Structured figure records:
>> begin

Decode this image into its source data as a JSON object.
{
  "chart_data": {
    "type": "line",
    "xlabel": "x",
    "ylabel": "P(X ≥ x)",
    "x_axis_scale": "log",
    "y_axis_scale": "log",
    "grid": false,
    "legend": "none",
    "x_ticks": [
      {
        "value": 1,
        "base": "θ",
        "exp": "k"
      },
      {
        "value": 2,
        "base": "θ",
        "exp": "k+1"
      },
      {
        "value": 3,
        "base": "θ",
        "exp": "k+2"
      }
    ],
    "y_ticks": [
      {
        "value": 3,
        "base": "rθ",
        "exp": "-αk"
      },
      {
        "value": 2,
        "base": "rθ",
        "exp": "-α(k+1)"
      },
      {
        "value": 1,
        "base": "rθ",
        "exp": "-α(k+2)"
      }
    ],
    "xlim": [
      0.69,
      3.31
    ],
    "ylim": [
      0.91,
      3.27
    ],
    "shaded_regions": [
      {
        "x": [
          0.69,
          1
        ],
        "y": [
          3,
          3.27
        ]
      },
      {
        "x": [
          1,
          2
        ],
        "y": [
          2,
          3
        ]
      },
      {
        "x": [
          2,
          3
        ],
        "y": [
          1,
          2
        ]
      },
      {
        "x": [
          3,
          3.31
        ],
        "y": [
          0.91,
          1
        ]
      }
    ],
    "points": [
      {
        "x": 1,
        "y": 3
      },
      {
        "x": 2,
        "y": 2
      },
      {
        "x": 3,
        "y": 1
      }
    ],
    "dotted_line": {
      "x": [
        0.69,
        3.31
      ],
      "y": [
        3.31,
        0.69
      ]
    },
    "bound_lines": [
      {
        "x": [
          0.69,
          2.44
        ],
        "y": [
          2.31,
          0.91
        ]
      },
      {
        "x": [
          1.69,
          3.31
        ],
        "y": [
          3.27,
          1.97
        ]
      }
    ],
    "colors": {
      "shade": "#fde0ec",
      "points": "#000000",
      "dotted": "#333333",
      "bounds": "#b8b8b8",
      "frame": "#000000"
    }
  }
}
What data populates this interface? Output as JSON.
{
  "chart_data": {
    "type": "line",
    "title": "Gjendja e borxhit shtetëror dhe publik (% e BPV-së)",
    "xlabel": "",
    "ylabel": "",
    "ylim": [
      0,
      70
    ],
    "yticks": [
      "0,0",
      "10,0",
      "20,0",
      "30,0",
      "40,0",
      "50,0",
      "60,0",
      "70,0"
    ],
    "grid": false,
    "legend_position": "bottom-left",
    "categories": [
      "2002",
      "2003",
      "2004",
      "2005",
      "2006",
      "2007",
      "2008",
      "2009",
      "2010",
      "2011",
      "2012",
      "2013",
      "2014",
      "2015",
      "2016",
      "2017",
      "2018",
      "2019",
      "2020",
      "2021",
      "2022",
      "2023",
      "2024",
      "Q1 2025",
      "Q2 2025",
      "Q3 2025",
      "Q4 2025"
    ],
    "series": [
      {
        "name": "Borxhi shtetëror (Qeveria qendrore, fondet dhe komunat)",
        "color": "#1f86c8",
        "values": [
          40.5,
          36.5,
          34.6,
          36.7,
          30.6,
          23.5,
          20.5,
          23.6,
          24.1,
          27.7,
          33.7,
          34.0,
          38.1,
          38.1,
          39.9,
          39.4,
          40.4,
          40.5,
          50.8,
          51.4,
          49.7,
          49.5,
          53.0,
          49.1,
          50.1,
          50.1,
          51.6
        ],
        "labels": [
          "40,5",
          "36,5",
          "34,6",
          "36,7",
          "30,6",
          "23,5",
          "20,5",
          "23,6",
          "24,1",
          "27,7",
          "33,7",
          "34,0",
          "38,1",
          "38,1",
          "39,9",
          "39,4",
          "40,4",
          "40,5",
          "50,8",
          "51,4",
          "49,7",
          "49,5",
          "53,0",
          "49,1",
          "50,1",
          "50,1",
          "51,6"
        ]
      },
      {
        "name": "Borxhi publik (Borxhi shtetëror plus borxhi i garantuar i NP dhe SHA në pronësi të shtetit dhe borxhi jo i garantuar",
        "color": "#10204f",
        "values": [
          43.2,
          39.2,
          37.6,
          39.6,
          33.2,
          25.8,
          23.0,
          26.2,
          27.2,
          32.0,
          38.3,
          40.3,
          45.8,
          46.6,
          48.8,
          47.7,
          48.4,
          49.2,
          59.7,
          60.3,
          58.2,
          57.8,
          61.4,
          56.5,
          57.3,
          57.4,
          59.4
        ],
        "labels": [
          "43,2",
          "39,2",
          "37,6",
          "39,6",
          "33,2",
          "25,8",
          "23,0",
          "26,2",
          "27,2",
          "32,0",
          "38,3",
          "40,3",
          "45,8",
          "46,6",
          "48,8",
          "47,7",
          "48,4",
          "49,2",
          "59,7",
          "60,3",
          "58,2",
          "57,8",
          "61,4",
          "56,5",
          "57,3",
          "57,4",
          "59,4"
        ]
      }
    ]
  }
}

>> end

Problem requirements – In this exercise, repeat all entries exactly.

Expected output –
Decode this image into its source data as a JSON object.
{
  "chart_data": {
    "type": "line",
    "xlabel": "x",
    "ylabel": "P(X ≥ x)",
    "x_axis_scale": "log",
    "y_axis_scale": "log",
    "grid": false,
    "legend": "none",
    "x_ticks": [
      {
        "value": 1,
        "base": "θ",
        "exp": "k"
      },
      {
        "value": 2,
        "base": "θ",
        "exp": "k+1"
      },
      {
        "value": 3,
        "base": "θ",
        "exp": "k+2"
      }
    ],
    "y_ticks": [
      {
        "value": 3,
        "base": "rθ",
        "exp": "-αk"
      },
      {
        "value": 2,
        "base": "rθ",
        "exp": "-α(k+1)"
      },
      {
        "value": 1,
        "base": "rθ",
        "exp": "-α(k+2)"
      }
    ],
    "xlim": [
      0.69,
      3.31
    ],
    "ylim": [
      0.91,
      3.27
    ],
    "shaded_regions": [
      {
        "x": [
          0.69,
          1
        ],
        "y": [
          3,
          3.27
        ]
      },
      {
        "x": [
          1,
          2
        ],
        "y": [
          2,
          3
        ]
      },
      {
        "x": [
          2,
          3
        ],
        "y": [
          1,
          2
        ]
      },
      {
        "x": [
          3,
          3.31
        ],
        "y": [
          0.91,
          1
        ]
      }
    ],
    "points": [
      {
        "x": 1,
        "y": 3
      },
      {
        "x": 2,
        "y": 2
      },
      {
        "x": 3,
        "y": 1
      }
    ],
    "dotted_line": {
      "x": [
        0.69,
        3.31
      ],
      "y": [
        3.31,
        0.69
      ]
    },
    "bound_lines": [
      {
        "x": [
          0.69,
          2.44
        ],
        "y": [
          2.31,
          0.91
        ]
      },
      {
        "x": [
          1.69,
          3.31
        ],
        "y": [
          3.27,
          1.97
        ]
      }
    ],
    "colors": {
      "shade": "#fde0ec",
      "points": "#000000",
      "dotted": "#333333",
      "bounds": "#b8b8b8",
      "frame": "#000000"
    }
  }
}
What data populates this interface? Output as JSON.
{
  "chart_data": {
    "type": "line",
    "title": "Gjendja e borxhit shtetëror dhe publik (% e BPV-së)",
    "xlabel": "",
    "ylabel": "",
    "ylim": [
      0,
      70
    ],
    "yticks": [
      "0,0",
      "10,0",
      "20,0",
      "30,0",
      "40,0",
      "50,0",
      "60,0",
      "70,0"
    ],
    "grid": false,
    "legend_position": "bottom-left",
    "categories": [
      "2002",
      "2003",
      "2004",
      "2005",
      "2006",
      "2007",
      "2008",
      "2009",
      "2010",
      "2011",
      "2012",
      "2013",
      "2014",
      "2015",
      "2016",
      "2017",
      "2018",
      "2019",
      "2020",
      "2021",
      "2022",
      "2023",
      "2024",
      "Q1 2025",
      "Q2 2025",
      "Q3 2025",
      "Q4 2025"
    ],
    "series": [
      {
        "name": "Borxhi shtetëror (Qeveria qendrore, fondet dhe komunat)",
        "color": "#1f86c8",
        "values": [
          40.5,
          36.5,
          34.6,
          36.7,
          30.6,
          23.5,
          20.5,
          23.6,
          24.1,
          27.7,
          33.7,
          34.0,
          38.1,
          38.1,
          39.9,
          39.4,
          40.4,
          40.5,
          50.8,
          51.4,
          49.7,
          49.5,
          53.0,
          49.1,
          50.1,
          50.1,
          51.6
        ],
        "labels": [
          "40,5",
          "36,5",
          "34,6",
          "36,7",
          "30,6",
          "23,5",
          "20,5",
          "23,6",
          "24,1",
          "27,7",
          "33,7",
          "34,0",
          "38,1",
          "38,1",
          "39,9",
          "39,4",
          "40,4",
          "40,5",
          "50,8",
          "51,4",
          "49,7",
          "49,5",
          "53,0",
          "49,1",
          "50,1",
          "50,1",
          "51,6"
        ]
      },
      {
        "name": "Borxhi publik (Borxhi shtetëror plus borxhi i garantuar i NP dhe SHA në pronësi të shtetit dhe borxhi jo i garantuar",
        "color": "#10204f",
        "values": [
          43.2,
          39.2,
          37.6,
          39.6,
          33.2,
          25.8,
          23.0,
          26.2,
          27.2,
          32.0,
          38.3,
          40.3,
          45.8,
          46.6,
          48.8,
          47.7,
          48.4,
          49.2,
          59.7,
          60.3,
          58.2,
          57.8,
          61.4,
          56.5,
          57.3,
          57.4,
          59.4
        ],
        "labels": [
          "43,2",
          "39,2",
          "37,6",
          "39,6",
          "33,2",
          "25,8",
          "23,0",
          "26,2",
          "27,2",
          "32,0",
          "38,3",
          "40,3",
          "45,8",
          "46,6",
          "48,8",
          "47,7",
          "48,4",
          "49,2",
          "59,7",
          "60,3",
          "58,2",
          "57,8",
          "61,4",
          "56,5",
          "57,3",
          "57,4",
          "59,4"
        ]
      }
    ]
  }
}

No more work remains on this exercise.